Página ::
Está bien, hablemos de música (y de mujeres de Donen y de Thurber)

Me pregunta un amigo si puedo trabajar mientras oigo música; creo que si hubiera podido hacerlo siempre, habría cometido mucho menos erratas que las que he perpetrado; sin embargo, una carga inesperada de chamba me impide ahora poner discos, interrumpir las lecturas (a veces simultáneas) para cambiarlos y, lo peor, que se terminan los seis que caben en el reproductor de compactos sin que los haya escuchado apenas; advierto que pasaron las canciones por las que los pongo sin haberlas ni advertido, y decido no gastarlos, y sólo prendo el radio (¿la? ¿el? Es una errata del primer cuento que publiqué, y que no pude corregir, y que se le pasó a Luis Spota y a Lucy Macías, quienes lo insertaron en el ejemplar del 9 de enero de 1972 del suplemento El Heraldo Cultural; por cierto, en mi tercera novela dos protagonistas comen, para intercambiar confesiones de experiencias eróticas, cosa a la que se atreven hasta que llegan al postre, gelatina en una página, flan en otra, error no exclusivamente mío, sino también de Arturo Serrano y de Sergio Galindo, quienes leyeron la novela sin percatarse de mi falta de concentración –o de estar concentrado sólo en las partes eróticas); pongo nada más tres estaciones, y las mantengo todo el día hasta que me aburre la programación o dejan de divertirme, cuando las oigo, las torpezas de los locutores.

                En El Fonógrafo redescubro unas 12 o 15 canciones de Juan Gabriel, y recuerdo que Carlos Monsiváis afirmaba que “tiene talento”, aunque no otras cualidades intelectuales. Asimila recursos del rock, trastoca la métrica tradicional del romance y da un giro a la canción ranchera; si los méritos son de Eduardo Magallanes o del propio Juan Gabriel, no me importa, sino el resultado: canciones vertiginosas como las de Van Morrison, cambios de ritmo inusuales en la música mexicana, con una fortuna similar a la de Rubén Fuentes, quien también renuncia a la métrica tradicional de los octosílabos, para hacer versos silabeados, monosilábicos, lo que dio origen al bolero-ranchero y permitió explotar las cualidades de Pedro Infante como cantante, que no son buena voz, entonación correcta (desentona con mucha frecuencia), sino que pudo actuar las canciones, y así como cantante resultó tan bueno como actor, en esa vertiente, disimulando sus defectos.

Filas de datos ::

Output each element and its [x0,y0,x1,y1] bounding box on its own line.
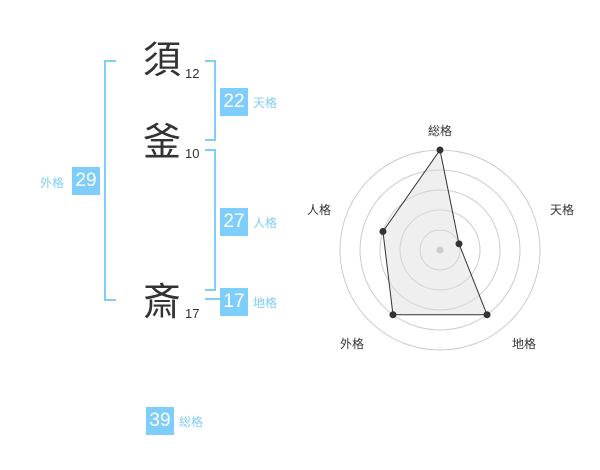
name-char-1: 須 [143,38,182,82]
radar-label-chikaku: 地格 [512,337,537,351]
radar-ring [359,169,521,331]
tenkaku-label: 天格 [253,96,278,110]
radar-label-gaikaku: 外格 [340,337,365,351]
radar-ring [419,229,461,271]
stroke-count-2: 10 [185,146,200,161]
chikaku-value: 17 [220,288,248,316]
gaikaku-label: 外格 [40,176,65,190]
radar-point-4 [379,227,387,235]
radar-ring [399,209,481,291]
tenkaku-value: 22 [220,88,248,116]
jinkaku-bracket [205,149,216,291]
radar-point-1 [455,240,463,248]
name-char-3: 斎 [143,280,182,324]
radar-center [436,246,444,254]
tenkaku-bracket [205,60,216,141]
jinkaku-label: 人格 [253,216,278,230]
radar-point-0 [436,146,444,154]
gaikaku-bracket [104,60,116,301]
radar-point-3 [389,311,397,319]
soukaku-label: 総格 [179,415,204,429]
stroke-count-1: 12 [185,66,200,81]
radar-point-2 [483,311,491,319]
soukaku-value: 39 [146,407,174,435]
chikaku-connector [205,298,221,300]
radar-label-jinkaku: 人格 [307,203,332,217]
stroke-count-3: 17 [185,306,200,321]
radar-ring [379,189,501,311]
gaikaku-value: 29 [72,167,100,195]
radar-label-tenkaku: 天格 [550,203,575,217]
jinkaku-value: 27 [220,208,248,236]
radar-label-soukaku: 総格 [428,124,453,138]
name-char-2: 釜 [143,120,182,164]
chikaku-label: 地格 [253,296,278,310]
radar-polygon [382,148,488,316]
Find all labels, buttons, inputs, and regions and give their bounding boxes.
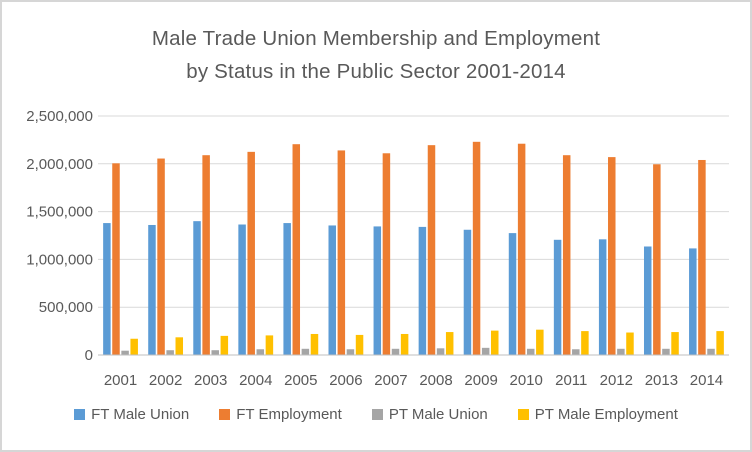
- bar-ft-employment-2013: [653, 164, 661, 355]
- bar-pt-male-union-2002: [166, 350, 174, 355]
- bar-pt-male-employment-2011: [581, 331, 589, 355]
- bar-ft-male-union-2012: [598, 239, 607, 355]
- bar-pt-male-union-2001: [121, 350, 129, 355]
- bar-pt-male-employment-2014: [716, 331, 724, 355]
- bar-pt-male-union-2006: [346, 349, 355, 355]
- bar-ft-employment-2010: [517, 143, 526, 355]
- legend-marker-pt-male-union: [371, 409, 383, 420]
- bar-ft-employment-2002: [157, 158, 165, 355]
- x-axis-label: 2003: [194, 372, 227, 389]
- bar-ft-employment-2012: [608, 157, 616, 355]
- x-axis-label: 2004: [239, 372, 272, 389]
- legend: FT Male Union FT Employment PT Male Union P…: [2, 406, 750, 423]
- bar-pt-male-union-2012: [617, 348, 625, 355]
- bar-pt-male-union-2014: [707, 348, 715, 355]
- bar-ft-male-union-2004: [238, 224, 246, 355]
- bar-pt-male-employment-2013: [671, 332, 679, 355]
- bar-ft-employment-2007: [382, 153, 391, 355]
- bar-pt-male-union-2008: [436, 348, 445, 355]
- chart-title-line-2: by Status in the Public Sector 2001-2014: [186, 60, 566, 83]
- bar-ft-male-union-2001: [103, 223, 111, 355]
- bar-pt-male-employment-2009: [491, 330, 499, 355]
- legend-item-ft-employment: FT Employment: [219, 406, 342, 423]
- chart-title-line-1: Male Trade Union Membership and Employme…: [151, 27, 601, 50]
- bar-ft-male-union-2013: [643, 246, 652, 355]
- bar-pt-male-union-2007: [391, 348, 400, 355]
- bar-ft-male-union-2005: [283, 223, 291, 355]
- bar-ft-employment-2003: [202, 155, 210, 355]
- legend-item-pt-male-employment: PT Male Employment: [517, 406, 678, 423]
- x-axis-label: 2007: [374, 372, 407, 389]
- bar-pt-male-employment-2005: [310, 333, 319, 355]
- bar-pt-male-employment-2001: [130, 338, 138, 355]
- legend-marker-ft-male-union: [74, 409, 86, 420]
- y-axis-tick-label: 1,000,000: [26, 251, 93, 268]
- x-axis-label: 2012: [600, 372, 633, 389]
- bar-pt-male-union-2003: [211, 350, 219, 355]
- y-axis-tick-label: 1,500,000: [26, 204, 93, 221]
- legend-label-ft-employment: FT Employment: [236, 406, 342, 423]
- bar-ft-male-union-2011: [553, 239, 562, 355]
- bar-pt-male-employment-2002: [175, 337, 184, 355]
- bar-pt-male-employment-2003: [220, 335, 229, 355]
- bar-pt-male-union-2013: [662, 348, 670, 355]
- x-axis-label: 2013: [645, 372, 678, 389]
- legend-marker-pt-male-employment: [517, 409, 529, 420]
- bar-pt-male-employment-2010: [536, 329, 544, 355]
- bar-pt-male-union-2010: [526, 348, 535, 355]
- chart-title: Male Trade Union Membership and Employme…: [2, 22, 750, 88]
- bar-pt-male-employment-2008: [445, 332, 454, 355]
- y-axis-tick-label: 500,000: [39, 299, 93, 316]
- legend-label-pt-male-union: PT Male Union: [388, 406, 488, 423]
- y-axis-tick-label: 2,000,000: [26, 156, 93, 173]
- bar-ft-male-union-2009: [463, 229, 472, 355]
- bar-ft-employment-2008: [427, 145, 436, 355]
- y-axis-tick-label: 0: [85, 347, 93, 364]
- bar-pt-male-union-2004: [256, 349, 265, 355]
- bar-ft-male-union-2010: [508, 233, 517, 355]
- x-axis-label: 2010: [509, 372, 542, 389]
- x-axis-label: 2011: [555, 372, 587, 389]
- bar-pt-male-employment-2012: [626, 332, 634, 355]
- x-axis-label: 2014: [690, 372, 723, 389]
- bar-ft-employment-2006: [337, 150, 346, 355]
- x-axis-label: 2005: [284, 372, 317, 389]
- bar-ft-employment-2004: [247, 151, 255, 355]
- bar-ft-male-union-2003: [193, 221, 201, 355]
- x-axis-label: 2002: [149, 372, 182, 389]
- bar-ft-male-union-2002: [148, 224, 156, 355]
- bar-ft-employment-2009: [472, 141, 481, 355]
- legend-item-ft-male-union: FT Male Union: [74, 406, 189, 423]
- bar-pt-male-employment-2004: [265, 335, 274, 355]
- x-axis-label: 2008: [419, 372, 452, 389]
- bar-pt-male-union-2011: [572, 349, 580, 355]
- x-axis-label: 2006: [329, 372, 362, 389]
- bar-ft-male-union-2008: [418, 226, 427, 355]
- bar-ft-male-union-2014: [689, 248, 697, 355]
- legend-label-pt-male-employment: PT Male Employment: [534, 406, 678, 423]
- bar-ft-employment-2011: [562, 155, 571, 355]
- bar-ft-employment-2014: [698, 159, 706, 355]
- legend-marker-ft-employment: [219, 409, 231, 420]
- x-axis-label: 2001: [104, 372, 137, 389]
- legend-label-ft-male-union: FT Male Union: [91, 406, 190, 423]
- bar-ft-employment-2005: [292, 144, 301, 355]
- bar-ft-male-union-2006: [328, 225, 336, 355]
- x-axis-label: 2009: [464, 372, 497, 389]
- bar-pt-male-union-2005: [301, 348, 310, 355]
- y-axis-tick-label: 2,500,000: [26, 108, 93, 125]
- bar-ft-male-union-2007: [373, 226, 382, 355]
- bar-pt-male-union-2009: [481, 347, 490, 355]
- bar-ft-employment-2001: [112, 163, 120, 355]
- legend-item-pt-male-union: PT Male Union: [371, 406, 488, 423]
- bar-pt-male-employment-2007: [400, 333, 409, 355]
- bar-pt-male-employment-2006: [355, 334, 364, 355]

Indicaciones y requisitos :: ¿Podrías retomar el texto sobre música y seguir escribiéndolo a partir de su última oración? El material no guarda relación alguna con el texto sobre música.

Respuesta solicitada ::
                Mi amiga Alba Rojo me hizo ver que Juan Gabriel aportó una modalidad que no compartía, ni yo, pero pudimos entender a varios amigos, que a medianoche ponían “Yo no nací para amar”, y dormían llorando en silencio; lo que aporta la canción mexicana a nuestra educación sentimental, para seguir citando a Monsiváis, es una variedad inacabable de definiciones de la vida, cada una adecuada para cada experiencia vivida o por vivir; José Alfredo Jiménez, tal vez de manera involuntaria, aportó decenas, o docenas, de frases para explicarnos de manera tajante el amor feliz, el amor desdichado, el rencor, que hiere menos que el olvido; Jiménez es el representante de la sensibilidad lloriqueante que además lo presume; sólo en algún momento se distrae y se le escapa una confesión, que no creo suya: “Y si quieren saber de mi pasado es preciso decir otra mentira: les diré que llegué de un mundo raro, que no sé del dolor, que triunfé en el amor y que nunca he llorado”; u otra: “si nos dejan…”

                La sensibilidad de Juan Gabriel no es ésa, ni siquiera otra que uno podría esperar, la de “yo no comprendía cómo se quería en tu mundo raro, y por ti aprendí”; no trata de convencer ni de justificar y mucho menos de propiciar que lo sigan, pero sus canciones pueden cantarlas hombres y mujeres. Un caso raro, como el de Tomás Méndez, quien hizo una excelente canción, “Paloma Negra”, en que se reprocha la actitud de una mujer que reparte su amor en pedazos, y tiene al hombre en ascuas, porque le chismean que anda parrandeando con otros hasta altas horas de la madrugada; sin embargo, las mejores versiones son interpretadas por mujeres (Amalia Mendoza, la mejor, pero también Lola Beltrán, Aída Cuevas; no hay una versión aceptable por un hombre; igualmente, Salvador Novo escribió una maravillosa canción en que un hombre reprocha a una mujer su indiferencia en el pasado, pero la versión de Lola Beltrán es insuperable). Una virtud más de Juan Gabriel: su sentido del humor.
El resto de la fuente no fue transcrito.